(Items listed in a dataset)
::::

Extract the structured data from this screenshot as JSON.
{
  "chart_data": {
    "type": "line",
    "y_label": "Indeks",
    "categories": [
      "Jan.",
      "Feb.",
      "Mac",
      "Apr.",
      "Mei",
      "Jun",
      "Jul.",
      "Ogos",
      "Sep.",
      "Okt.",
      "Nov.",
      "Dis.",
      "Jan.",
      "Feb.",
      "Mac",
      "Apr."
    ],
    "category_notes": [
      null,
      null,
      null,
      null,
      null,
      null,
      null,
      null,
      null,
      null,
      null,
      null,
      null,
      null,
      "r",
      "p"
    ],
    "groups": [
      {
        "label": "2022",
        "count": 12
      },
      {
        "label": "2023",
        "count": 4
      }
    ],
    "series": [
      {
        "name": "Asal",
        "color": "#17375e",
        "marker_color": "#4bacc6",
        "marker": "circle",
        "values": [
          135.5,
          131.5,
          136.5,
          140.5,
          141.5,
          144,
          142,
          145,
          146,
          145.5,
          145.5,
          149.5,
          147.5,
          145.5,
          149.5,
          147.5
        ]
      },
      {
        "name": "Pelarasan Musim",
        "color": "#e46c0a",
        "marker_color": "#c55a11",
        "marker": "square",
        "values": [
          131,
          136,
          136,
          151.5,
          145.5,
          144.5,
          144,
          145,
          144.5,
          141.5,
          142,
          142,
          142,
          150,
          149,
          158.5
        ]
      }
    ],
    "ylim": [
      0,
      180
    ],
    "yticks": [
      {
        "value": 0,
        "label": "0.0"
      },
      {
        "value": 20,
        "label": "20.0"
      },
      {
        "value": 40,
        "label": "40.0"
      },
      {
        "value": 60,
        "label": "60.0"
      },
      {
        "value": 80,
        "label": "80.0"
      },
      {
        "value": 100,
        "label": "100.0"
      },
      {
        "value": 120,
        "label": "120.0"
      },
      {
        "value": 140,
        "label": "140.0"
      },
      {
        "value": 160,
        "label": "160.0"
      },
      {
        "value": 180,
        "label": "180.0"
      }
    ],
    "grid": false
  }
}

::::

Task objective: Go back to the listing above and please repeat it exactly.

Response:
Extract the structured data from this screenshot as JSON.
{
  "chart_data": {
    "type": "line",
    "y_label": "Indeks",
    "categories": [
      "Jan.",
      "Feb.",
      "Mac",
      "Apr.",
      "Mei",
      "Jun",
      "Jul.",
      "Ogos",
      "Sep.",
      "Okt.",
      "Nov.",
      "Dis.",
      "Jan.",
      "Feb.",
      "Mac",
      "Apr."
    ],
    "category_notes": [
      null,
      null,
      null,
      null,
      null,
      null,
      null,
      null,
      null,
      null,
      null,
      null,
      null,
      null,
      "r",
      "p"
    ],
    "groups": [
      {
        "label": "2022",
        "count": 12
      },
      {
        "label": "2023",
        "count": 4
      }
    ],
    "series": [
      {
        "name": "Asal",
        "color": "#17375e",
        "marker_color": "#4bacc6",
        "marker": "circle",
        "values": [
          135.5,
          131.5,
          136.5,
          140.5,
          141.5,
          144,
          142,
          145,
          146,
          145.5,
          145.5,
          149.5,
          147.5,
          145.5,
          149.5,
          147.5
        ]
      },
      {
        "name": "Pelarasan Musim",
        "color": "#e46c0a",
        "marker_color": "#c55a11",
        "marker": "square",
        "values": [
          131,
          136,
          136,
          151.5,
          145.5,
          144.5,
          144,
          145,
          144.5,
          141.5,
          142,
          142,
          142,
          150,
          149,
          158.5
        ]
      }
    ],
    "ylim": [
      0,
      180
    ],
    "yticks": [
      {
        "value": 0,
        "label": "0.0"
      },
      {
        "value": 20,
        "label": "20.0"
      },
      {
        "value": 40,
        "label": "40.0"
      },
      {
        "value": 60,
        "label": "60.0"
      },
      {
        "value": 80,
        "label": "80.0"
      },
      {
        "value": 100,
        "label": "100.0"
      },
      {
        "value": 120,
        "label": "120.0"
      },
      {
        "value": 140,
        "label": "140.0"
      },
      {
        "value": 160,
        "label": "160.0"
      },
      {
        "value": 180,
        "label": "180.0"
      }
    ],
    "grid": false
  }
}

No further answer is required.